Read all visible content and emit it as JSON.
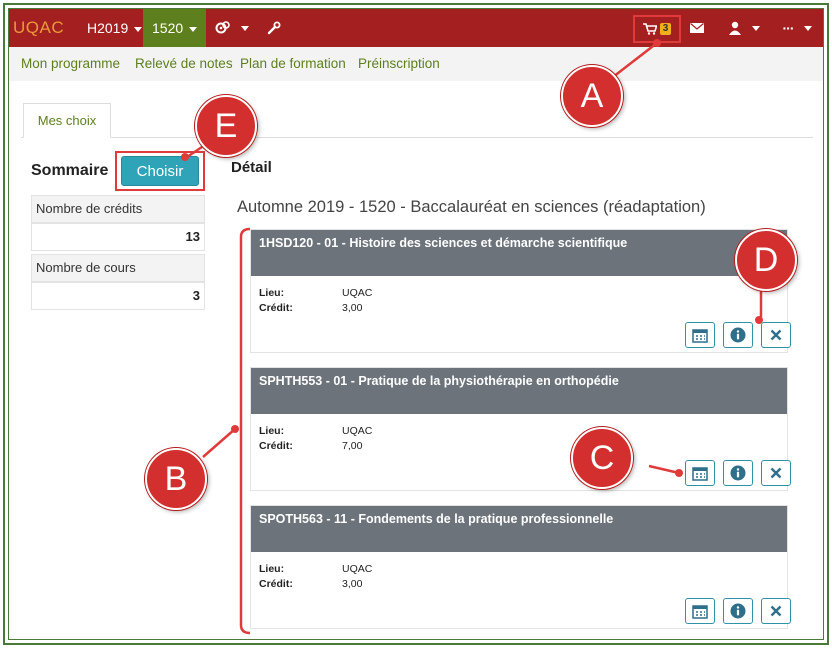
{
  "navbar": {
    "brand": "UQAC",
    "session": "H2019",
    "program": "1520",
    "cart_count": "3",
    "more": "···"
  },
  "subnav": {
    "items": [
      "Mon programme",
      "Relevé de notes",
      "Plan de formation",
      "Préinscription"
    ]
  },
  "tab": {
    "label": "Mes choix"
  },
  "summary": {
    "title": "Sommaire",
    "choose_button": "Choisir",
    "credits_label": "Nombre de crédits",
    "credits_value": "13",
    "courses_label": "Nombre de cours",
    "courses_value": "3"
  },
  "detail": {
    "title": "Détail",
    "program_title": "Automne 2019 - 1520 - Baccalauréat en sciences (réadaptation)",
    "lieu_label": "Lieu:",
    "credit_label": "Crédit:",
    "courses": [
      {
        "name": "1HSD120 - 01 - Histoire des sciences et démarche scientifique",
        "lieu": "UQAC",
        "credit": "3,00"
      },
      {
        "name": "SPHTH553 - 01 - Pratique de la physiothérapie en orthopédie",
        "lieu": "UQAC",
        "credit": "7,00"
      },
      {
        "name": "SPOTH563 - 11 - Fondements de la pratique professionnelle",
        "lieu": "UQAC",
        "credit": "3,00"
      }
    ]
  },
  "annotations": {
    "a": "A",
    "b": "B",
    "c": "C",
    "d": "D",
    "e": "E"
  },
  "colors": {
    "navbar": "#a41f1f",
    "accent_green": "#5d7f1e",
    "button_teal": "#2fa3b8",
    "callout_red": "#d32f2f",
    "card_header": "#6c737b"
  }
}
┄┄┄┄┄┄
All of the data above should be transcribed verbatim, with pictures omitted.

> [Solution]
Read all visible content and emit it as JSON.
{
  "navbar": {
    "brand": "UQAC",
    "session": "H2019",
    "program": "1520",
    "cart_count": "3",
    "more": "···"
  },
  "subnav": {
    "items": [
      "Mon programme",
      "Relevé de notes",
      "Plan de formation",
      "Préinscription"
    ]
  },
  "tab": {
    "label": "Mes choix"
  },
  "summary": {
    "title": "Sommaire",
    "choose_button": "Choisir",
    "credits_label": "Nombre de crédits",
    "credits_value": "13",
    "courses_label": "Nombre de cours",
    "courses_value": "3"
  },
  "detail": {
    "title": "Détail",
    "program_title": "Automne 2019 - 1520 - Baccalauréat en sciences (réadaptation)",
    "lieu_label": "Lieu:",
    "credit_label": "Crédit:",
    "courses": [
      {
        "name": "1HSD120 - 01 - Histoire des sciences et démarche scientifique",
        "lieu": "UQAC",
        "credit": "3,00"
      },
      {
        "name": "SPHTH553 - 01 - Pratique de la physiothérapie en orthopédie",
        "lieu": "UQAC",
        "credit": "7,00"
      },
      {
        "name": "SPOTH563 - 11 - Fondements de la pratique professionnelle",
        "lieu": "UQAC",
        "credit": "3,00"
      }
    ]
  },
  "annotations": {
    "a": "A",
    "b": "B",
    "c": "C",
    "d": "D",
    "e": "E"
  },
  "colors": {
    "navbar": "#a41f1f",
    "accent_green": "#5d7f1e",
    "button_teal": "#2fa3b8",
    "callout_red": "#d32f2f",
    "card_header": "#6c737b"
  }
}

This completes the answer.